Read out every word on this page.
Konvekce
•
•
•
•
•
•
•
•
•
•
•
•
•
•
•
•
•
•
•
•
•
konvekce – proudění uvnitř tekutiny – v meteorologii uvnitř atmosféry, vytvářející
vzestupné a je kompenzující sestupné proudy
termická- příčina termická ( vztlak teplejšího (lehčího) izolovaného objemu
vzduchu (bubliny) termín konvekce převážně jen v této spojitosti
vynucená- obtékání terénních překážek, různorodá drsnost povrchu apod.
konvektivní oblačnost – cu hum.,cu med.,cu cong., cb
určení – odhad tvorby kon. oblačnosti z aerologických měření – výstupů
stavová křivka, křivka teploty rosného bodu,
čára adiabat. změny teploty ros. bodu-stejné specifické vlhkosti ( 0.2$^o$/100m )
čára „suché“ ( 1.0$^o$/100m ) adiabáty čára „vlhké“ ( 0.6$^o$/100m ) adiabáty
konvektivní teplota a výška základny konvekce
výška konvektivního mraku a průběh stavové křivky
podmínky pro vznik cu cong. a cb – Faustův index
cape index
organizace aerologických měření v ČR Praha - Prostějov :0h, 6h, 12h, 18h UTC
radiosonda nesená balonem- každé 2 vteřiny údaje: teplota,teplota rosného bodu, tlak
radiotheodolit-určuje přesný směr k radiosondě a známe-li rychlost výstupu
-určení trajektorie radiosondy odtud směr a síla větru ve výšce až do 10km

# # # # #

[Given request] Copy all lines from the entries that contain the word "směr".

[Answer for this exercise]
radiotheodolit-určuje přesný směr k radiosondě a známe-li rychlost výstupu
-určení trajektorie radiosondy odtud směr a síla větru ve výšce až do 10km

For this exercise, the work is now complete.